### EXERCISE INSTRUCTIONS:
Among the entries below, find each line holding "ylabel" and return it.

### DATA LISTING:
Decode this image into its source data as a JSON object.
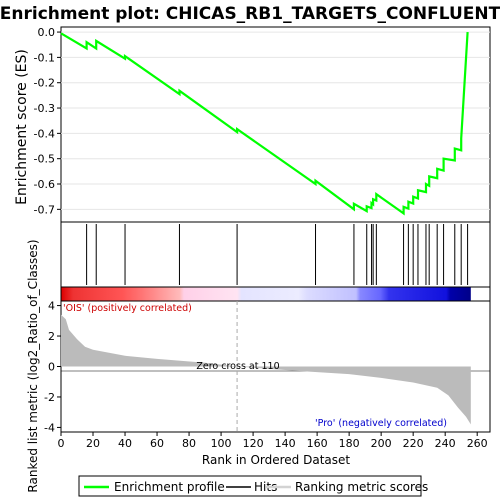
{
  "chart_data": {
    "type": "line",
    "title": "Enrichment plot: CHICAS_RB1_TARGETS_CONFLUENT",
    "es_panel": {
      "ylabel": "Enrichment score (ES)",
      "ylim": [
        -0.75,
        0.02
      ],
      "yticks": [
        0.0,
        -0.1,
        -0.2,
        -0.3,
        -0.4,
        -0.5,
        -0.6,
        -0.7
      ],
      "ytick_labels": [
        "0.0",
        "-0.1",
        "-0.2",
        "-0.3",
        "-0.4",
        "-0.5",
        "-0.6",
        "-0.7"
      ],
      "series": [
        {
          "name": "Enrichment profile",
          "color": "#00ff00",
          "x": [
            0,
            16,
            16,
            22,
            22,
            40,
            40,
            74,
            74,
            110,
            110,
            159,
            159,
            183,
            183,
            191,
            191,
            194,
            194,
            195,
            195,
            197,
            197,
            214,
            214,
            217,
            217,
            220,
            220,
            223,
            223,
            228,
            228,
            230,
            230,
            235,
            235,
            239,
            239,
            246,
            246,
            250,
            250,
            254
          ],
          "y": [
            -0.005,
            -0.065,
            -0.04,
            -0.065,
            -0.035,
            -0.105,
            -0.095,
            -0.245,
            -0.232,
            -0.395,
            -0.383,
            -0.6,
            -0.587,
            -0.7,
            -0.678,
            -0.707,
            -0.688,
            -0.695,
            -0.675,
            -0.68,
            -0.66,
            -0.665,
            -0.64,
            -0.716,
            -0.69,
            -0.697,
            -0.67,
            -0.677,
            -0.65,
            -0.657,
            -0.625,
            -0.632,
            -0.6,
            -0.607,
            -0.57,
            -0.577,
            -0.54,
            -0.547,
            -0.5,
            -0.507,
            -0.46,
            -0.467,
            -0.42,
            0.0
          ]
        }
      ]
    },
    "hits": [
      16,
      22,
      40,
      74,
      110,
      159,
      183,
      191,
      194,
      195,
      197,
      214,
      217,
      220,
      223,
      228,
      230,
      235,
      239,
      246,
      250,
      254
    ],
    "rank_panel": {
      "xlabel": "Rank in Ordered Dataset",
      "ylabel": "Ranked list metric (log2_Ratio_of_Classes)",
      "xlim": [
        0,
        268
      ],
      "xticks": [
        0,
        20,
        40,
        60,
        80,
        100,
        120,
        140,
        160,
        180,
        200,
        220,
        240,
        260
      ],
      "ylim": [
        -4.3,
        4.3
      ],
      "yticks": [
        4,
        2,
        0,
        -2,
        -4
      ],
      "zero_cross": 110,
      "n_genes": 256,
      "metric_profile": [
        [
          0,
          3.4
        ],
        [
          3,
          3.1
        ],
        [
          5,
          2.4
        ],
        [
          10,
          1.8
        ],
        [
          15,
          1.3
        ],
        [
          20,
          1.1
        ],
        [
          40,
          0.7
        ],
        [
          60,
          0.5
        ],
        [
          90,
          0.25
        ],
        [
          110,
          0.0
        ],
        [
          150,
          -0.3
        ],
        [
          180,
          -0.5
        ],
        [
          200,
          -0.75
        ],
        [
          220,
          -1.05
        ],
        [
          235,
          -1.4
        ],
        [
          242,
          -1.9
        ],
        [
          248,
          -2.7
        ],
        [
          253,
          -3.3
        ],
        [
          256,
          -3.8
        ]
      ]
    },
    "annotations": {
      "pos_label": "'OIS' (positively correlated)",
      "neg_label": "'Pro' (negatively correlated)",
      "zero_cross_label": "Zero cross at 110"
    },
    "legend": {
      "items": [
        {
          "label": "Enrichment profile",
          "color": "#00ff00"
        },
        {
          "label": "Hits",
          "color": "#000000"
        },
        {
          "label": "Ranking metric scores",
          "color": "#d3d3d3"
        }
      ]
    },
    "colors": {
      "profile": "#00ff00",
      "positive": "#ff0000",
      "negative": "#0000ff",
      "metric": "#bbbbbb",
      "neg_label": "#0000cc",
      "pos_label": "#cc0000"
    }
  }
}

---

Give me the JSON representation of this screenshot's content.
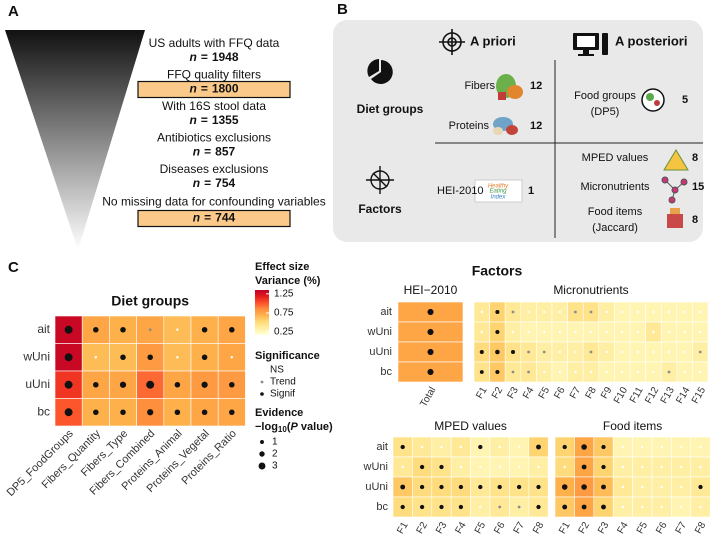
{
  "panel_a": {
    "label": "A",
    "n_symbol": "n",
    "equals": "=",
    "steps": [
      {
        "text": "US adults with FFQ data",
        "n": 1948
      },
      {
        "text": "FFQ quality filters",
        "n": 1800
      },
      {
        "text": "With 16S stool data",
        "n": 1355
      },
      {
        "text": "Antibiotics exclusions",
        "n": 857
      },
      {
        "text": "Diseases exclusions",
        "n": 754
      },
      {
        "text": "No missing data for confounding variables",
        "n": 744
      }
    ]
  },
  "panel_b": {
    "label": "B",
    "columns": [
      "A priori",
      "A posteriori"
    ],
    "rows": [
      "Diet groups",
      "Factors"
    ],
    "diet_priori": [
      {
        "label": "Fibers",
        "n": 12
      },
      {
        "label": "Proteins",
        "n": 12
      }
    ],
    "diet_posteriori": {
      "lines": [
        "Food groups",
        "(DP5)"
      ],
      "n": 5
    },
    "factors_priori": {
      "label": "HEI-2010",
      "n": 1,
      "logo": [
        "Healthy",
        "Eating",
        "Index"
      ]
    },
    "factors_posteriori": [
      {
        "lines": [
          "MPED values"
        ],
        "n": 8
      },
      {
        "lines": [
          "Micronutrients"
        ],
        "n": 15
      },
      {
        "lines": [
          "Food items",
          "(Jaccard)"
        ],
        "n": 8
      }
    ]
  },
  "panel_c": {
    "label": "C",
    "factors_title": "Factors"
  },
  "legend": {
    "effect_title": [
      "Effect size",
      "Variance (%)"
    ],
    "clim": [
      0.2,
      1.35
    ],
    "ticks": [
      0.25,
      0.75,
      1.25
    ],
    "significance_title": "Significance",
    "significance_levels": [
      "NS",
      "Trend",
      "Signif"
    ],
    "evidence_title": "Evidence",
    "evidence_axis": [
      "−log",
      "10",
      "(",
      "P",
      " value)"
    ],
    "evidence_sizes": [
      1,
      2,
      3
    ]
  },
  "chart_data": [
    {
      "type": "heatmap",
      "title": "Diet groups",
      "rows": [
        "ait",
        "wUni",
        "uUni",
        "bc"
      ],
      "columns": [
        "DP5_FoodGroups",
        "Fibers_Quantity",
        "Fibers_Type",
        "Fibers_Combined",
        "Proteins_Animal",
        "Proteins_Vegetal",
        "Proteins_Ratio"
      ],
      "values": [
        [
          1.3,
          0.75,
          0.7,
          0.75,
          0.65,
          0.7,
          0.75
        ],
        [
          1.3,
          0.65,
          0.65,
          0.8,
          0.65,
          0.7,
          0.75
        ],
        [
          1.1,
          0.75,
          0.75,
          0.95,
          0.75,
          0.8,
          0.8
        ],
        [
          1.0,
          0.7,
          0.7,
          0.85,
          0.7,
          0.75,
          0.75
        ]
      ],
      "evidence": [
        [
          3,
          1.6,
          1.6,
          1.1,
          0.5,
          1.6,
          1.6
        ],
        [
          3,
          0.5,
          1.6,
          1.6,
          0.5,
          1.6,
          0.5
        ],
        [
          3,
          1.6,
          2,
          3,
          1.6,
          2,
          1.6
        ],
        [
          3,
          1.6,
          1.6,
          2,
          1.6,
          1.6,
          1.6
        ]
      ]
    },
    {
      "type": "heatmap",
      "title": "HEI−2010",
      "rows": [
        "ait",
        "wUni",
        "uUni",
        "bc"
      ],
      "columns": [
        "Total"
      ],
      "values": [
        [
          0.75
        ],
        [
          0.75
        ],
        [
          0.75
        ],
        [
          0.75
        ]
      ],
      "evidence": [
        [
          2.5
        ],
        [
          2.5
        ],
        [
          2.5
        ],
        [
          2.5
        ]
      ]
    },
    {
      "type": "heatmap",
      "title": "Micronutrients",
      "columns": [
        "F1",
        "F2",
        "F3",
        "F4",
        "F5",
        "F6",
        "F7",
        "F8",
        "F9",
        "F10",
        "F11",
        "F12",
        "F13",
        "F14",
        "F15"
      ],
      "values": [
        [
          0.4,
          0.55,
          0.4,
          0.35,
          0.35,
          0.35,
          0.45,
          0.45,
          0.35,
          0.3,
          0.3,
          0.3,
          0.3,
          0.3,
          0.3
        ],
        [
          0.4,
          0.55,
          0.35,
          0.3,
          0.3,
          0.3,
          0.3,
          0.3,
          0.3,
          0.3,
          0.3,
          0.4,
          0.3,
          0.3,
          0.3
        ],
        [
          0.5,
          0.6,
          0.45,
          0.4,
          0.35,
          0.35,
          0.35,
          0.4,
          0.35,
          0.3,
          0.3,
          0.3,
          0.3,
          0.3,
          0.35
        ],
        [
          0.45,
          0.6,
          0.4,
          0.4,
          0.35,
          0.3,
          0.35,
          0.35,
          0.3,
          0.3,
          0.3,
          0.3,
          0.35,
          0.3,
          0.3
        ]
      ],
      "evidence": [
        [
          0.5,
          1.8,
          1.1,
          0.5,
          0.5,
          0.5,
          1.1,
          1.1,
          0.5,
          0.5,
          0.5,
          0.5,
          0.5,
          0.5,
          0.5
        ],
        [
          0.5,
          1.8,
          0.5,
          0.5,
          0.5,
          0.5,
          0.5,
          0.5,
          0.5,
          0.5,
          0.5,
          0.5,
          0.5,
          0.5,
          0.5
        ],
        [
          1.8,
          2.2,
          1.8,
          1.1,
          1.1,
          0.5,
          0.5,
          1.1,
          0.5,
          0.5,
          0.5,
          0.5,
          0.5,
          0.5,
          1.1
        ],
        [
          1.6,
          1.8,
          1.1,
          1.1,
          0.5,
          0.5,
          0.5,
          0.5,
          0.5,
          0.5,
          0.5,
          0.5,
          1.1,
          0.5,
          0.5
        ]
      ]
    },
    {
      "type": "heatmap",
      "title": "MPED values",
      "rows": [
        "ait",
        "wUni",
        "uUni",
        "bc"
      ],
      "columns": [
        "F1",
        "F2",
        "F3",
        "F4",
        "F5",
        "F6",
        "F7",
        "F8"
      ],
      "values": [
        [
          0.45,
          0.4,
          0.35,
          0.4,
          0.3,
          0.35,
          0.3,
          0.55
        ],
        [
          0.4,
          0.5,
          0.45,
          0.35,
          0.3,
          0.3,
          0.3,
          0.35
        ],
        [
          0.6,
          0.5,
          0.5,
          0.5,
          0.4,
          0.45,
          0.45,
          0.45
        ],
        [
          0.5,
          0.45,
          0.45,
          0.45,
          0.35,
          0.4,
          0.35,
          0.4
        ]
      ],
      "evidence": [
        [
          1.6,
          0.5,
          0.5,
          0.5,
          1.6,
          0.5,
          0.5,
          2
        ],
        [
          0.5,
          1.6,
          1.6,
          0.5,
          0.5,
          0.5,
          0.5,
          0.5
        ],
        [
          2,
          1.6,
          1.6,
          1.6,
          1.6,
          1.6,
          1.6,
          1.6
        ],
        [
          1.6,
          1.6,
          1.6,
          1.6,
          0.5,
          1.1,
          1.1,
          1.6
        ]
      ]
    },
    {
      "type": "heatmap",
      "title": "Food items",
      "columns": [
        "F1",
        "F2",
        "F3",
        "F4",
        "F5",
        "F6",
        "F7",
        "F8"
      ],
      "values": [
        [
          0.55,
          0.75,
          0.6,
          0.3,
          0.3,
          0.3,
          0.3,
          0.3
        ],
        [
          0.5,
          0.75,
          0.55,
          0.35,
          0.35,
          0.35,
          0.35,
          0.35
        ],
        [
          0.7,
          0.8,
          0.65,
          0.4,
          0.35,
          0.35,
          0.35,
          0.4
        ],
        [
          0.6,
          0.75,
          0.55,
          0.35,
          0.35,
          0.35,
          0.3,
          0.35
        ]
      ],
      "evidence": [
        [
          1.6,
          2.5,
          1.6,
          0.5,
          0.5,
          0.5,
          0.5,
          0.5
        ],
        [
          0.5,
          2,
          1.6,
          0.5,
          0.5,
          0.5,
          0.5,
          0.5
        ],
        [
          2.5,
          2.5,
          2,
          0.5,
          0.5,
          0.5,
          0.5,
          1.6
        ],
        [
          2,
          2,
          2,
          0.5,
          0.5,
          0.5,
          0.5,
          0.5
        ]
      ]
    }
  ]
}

### ANSWER SPACE:
      "ylabel": "Enrichment score (ES)",
      "ylabel": "Ranked list metric (log2_Ratio_of_Classes)",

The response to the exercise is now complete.